_What is required:_ Identify every line in the records below that contains the word "JSON", and copy each of those lines.
═══ Excerpted records
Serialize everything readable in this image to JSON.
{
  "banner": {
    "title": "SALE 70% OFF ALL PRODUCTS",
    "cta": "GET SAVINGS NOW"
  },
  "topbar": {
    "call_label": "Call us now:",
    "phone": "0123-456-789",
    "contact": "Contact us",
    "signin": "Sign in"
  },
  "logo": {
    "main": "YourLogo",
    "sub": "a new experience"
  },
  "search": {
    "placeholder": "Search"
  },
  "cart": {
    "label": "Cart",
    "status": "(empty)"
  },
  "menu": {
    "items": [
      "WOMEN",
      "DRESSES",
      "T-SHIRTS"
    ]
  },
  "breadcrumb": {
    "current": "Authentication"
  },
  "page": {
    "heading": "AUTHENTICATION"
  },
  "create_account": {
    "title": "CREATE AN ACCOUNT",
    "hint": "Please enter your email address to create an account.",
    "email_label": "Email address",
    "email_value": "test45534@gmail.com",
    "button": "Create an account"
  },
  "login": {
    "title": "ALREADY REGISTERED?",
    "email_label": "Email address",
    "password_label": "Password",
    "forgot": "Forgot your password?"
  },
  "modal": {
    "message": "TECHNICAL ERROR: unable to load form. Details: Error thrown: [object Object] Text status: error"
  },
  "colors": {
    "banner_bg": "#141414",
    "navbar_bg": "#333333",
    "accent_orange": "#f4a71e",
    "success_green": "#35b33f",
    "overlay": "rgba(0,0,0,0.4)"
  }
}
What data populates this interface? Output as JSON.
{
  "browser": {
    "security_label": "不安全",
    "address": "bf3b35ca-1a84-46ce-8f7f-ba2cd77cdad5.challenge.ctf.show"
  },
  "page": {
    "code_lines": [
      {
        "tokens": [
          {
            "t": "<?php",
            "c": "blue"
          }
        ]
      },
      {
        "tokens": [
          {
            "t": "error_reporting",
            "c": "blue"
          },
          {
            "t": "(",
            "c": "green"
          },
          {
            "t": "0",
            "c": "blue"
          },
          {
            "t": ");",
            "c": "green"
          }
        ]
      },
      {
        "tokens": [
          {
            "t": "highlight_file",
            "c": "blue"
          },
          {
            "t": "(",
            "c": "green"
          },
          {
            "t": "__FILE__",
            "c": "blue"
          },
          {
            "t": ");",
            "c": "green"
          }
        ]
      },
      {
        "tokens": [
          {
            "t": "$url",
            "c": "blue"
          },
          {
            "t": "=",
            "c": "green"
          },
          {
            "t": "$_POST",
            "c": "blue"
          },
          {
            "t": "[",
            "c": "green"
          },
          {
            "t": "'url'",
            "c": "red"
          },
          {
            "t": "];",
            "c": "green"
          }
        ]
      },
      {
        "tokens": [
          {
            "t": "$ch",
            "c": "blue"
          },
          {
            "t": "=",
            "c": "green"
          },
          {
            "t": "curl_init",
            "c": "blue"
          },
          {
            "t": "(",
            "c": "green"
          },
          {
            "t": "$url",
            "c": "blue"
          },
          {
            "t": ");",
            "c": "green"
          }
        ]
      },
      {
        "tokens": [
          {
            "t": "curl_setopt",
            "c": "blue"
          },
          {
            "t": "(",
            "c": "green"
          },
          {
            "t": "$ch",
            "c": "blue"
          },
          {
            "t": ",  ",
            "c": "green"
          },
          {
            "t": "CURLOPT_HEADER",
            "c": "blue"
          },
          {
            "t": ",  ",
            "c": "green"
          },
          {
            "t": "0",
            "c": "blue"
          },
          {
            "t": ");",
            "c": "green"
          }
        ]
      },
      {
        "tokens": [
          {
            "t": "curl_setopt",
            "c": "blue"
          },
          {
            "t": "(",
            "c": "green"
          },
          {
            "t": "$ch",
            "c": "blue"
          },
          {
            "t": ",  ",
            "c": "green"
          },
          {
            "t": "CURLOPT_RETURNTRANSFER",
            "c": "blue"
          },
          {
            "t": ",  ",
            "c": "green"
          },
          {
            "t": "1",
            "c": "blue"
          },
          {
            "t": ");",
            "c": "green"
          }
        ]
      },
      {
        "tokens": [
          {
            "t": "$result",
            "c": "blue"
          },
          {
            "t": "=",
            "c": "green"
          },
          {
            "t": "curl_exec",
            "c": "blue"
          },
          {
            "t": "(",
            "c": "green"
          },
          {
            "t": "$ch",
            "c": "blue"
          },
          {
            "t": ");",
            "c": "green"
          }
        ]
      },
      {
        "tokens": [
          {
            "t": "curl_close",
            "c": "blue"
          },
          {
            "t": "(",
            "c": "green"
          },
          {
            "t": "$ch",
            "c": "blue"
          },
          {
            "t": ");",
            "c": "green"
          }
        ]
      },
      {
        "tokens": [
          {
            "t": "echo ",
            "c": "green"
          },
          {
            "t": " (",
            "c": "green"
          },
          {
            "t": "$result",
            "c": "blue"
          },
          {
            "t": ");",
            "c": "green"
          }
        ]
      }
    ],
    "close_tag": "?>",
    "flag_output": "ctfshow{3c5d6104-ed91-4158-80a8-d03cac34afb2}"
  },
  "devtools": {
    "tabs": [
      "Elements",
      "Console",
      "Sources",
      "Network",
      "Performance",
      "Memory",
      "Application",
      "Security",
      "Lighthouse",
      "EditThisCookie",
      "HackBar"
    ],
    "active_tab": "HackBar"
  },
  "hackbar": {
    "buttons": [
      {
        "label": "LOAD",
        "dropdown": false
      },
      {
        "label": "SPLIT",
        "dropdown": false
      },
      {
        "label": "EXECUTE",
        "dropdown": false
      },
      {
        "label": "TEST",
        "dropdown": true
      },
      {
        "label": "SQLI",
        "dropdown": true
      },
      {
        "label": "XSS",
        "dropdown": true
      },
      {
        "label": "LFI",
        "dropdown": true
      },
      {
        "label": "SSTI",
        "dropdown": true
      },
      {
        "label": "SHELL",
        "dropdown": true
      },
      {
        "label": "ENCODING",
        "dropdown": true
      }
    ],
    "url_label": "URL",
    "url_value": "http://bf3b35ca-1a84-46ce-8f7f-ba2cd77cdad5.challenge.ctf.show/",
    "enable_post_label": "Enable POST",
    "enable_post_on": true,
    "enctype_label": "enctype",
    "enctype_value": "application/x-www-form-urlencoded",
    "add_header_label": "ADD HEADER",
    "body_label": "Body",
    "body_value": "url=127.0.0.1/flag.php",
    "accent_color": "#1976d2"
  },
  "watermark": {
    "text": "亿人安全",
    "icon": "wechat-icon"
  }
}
══════
_Task response:_
Serialize everything readable in this image to JSON.
What data populates this interface? Output as JSON.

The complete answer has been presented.